/---

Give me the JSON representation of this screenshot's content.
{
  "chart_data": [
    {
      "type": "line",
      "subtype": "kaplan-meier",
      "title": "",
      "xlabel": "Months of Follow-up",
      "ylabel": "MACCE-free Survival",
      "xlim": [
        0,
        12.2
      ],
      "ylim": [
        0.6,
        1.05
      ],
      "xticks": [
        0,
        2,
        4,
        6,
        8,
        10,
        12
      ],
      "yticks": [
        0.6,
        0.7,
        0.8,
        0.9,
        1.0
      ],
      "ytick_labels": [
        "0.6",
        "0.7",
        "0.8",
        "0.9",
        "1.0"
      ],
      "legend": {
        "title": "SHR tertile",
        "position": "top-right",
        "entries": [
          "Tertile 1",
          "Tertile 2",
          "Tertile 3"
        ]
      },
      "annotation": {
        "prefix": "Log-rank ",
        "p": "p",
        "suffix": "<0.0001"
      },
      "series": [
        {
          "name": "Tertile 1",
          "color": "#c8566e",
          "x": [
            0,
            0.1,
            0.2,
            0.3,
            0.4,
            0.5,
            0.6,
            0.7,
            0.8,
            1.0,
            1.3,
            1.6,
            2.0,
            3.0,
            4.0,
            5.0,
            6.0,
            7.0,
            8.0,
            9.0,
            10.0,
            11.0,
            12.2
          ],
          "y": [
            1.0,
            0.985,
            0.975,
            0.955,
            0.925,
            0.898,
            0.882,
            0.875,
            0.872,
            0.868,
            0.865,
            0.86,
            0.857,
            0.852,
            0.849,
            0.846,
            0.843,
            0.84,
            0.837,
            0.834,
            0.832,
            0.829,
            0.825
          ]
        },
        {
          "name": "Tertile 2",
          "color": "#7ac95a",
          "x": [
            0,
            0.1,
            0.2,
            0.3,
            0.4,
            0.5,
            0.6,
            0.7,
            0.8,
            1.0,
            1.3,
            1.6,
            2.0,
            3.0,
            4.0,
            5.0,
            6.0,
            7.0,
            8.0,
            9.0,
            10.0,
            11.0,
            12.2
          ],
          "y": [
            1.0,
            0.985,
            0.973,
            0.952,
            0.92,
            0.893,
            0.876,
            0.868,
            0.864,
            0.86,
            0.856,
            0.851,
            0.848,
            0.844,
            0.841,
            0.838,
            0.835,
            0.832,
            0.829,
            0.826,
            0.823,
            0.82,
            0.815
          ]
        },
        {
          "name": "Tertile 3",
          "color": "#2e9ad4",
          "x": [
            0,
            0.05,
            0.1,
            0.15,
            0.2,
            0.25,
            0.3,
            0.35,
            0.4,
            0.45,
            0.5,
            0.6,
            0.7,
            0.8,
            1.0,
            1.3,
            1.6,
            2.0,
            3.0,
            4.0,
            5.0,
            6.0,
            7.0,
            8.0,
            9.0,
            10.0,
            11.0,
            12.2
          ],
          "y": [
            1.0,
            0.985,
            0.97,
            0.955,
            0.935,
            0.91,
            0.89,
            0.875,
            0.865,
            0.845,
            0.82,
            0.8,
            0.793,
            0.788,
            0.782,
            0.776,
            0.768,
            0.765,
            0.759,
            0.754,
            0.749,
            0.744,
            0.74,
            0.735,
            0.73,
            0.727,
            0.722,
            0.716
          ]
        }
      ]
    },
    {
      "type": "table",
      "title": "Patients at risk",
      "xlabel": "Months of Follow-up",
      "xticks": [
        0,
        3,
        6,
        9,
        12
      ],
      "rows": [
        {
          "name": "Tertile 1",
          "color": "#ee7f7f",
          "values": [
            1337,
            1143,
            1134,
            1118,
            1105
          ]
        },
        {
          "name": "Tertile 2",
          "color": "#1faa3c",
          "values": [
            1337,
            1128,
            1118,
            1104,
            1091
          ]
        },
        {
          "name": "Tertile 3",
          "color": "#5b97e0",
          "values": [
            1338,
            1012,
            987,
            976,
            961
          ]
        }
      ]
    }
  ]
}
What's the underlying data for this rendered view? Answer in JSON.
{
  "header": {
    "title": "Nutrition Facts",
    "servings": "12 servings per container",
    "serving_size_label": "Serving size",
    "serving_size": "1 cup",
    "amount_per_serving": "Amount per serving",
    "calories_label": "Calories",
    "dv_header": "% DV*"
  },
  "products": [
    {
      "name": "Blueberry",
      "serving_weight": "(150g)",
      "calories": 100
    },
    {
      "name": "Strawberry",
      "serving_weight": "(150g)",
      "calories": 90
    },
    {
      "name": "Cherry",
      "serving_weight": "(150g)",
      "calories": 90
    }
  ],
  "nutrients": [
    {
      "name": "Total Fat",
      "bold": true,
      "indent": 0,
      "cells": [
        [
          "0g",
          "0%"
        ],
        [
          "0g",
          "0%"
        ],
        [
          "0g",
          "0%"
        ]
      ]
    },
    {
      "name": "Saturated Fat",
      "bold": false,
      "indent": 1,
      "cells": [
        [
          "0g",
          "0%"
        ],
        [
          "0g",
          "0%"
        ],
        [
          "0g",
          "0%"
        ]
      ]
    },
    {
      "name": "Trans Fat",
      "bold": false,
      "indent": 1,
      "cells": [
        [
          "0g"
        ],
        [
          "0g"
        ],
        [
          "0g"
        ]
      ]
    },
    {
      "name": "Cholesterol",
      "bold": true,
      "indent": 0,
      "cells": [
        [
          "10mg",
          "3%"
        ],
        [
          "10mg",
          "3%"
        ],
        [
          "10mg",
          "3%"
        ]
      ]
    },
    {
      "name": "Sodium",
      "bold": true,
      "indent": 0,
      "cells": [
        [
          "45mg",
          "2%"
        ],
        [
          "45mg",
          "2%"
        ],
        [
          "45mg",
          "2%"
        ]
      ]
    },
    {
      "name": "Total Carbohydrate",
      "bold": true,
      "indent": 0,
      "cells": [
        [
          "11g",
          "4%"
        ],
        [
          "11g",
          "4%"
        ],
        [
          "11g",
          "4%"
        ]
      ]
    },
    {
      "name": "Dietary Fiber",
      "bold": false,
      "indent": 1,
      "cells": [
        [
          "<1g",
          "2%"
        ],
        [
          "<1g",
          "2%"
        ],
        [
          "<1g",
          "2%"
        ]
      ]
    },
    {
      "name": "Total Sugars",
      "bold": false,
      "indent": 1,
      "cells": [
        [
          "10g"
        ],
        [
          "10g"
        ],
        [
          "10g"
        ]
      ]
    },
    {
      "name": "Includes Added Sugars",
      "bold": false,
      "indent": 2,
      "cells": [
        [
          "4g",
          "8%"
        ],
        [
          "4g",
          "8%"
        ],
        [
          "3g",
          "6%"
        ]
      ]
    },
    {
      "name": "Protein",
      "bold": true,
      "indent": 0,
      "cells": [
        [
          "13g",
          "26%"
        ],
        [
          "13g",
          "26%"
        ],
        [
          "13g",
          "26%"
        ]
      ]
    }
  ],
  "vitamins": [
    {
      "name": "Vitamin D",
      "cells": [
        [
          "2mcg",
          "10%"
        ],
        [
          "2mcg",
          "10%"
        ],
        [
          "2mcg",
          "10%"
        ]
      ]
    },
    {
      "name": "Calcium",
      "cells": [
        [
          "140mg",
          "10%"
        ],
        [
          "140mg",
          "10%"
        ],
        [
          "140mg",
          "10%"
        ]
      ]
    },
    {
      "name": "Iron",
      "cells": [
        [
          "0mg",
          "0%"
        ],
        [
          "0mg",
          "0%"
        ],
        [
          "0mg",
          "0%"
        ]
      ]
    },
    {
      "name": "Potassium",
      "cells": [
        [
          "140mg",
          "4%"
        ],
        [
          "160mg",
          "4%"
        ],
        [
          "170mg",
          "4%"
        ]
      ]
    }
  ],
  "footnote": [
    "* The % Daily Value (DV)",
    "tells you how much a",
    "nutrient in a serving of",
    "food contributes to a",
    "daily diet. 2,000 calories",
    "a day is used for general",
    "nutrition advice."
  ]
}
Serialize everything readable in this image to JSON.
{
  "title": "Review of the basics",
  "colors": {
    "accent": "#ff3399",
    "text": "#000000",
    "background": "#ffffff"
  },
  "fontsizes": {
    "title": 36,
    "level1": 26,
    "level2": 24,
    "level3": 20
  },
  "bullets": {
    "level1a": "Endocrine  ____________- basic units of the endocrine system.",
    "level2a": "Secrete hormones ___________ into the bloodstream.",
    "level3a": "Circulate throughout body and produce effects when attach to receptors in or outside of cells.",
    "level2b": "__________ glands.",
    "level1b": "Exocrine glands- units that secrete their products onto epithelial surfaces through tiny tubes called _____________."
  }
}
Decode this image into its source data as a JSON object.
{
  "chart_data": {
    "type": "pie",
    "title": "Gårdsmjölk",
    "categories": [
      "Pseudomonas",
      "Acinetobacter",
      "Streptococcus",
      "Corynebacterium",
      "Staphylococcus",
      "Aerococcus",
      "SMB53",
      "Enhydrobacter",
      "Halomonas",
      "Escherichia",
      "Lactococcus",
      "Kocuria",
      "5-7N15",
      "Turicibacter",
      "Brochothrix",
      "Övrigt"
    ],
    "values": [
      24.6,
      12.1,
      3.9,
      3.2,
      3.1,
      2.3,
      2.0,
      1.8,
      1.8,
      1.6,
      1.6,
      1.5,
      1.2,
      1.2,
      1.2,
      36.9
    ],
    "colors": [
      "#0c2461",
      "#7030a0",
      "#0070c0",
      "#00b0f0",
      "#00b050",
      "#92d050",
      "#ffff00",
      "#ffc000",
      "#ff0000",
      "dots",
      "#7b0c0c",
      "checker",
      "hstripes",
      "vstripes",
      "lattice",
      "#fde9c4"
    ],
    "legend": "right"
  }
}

\---

**PROBLEM TO SOLVE**
Copy each line above that contains the word "this".

**ANSWER BOX**
Give me the JSON representation of this screenshot's content.
What's the underlying data for this rendered view? Answer in JSON.
Serialize everything readable in this image to JSON.
Decode this image into its source data as a JSON object.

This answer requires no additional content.